(Saved entries)
########################################
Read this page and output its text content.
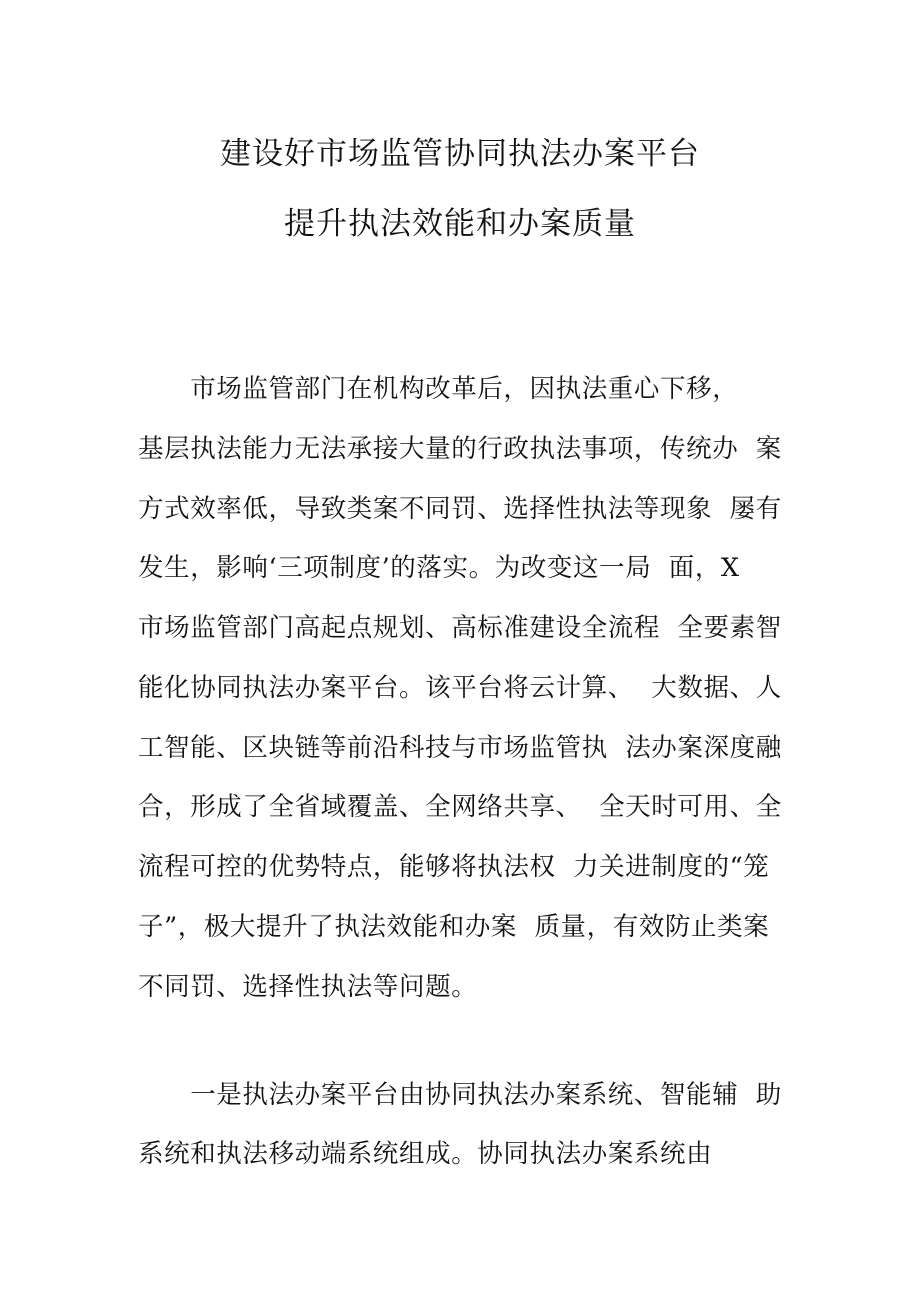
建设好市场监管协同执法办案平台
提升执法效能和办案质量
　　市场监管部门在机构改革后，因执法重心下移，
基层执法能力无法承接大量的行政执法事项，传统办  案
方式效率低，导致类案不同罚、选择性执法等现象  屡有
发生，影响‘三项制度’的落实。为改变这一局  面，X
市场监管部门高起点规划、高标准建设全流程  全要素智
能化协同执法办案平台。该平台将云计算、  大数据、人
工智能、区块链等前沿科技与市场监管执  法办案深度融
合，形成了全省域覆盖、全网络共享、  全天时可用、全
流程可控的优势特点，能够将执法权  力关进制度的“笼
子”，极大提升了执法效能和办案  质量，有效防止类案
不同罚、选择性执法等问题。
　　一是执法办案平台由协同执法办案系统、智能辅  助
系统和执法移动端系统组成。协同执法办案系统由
########################################
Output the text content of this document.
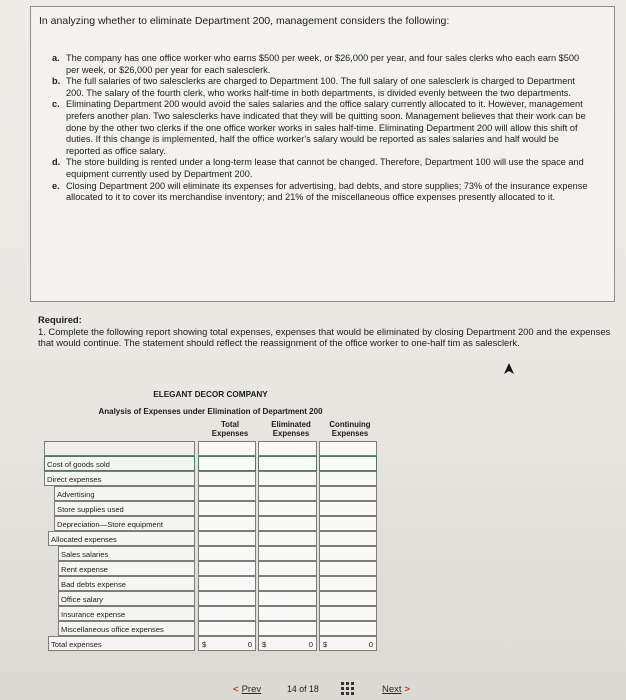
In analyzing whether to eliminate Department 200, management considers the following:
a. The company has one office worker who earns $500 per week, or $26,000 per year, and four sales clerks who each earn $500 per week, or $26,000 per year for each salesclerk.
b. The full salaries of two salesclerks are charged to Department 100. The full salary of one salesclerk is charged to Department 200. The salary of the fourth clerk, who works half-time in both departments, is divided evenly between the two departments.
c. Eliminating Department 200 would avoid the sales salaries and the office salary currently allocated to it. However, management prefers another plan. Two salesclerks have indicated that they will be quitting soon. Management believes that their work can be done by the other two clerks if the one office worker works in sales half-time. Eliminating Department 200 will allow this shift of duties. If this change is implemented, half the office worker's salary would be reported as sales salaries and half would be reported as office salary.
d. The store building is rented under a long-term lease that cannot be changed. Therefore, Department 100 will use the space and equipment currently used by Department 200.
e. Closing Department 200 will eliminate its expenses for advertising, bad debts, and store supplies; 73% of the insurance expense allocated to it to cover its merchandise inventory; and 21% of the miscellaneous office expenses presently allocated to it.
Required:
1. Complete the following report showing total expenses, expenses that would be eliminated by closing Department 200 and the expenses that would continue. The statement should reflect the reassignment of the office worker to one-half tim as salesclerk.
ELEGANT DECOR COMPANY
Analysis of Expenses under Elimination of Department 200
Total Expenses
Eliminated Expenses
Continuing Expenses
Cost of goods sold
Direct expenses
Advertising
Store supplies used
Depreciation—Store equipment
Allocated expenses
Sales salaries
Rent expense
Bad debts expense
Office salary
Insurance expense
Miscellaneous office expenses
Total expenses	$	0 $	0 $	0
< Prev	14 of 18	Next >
########################################
Task brief
Each line that holds the string "under" counts once; give the total and nothing else.

Solution to the problem
2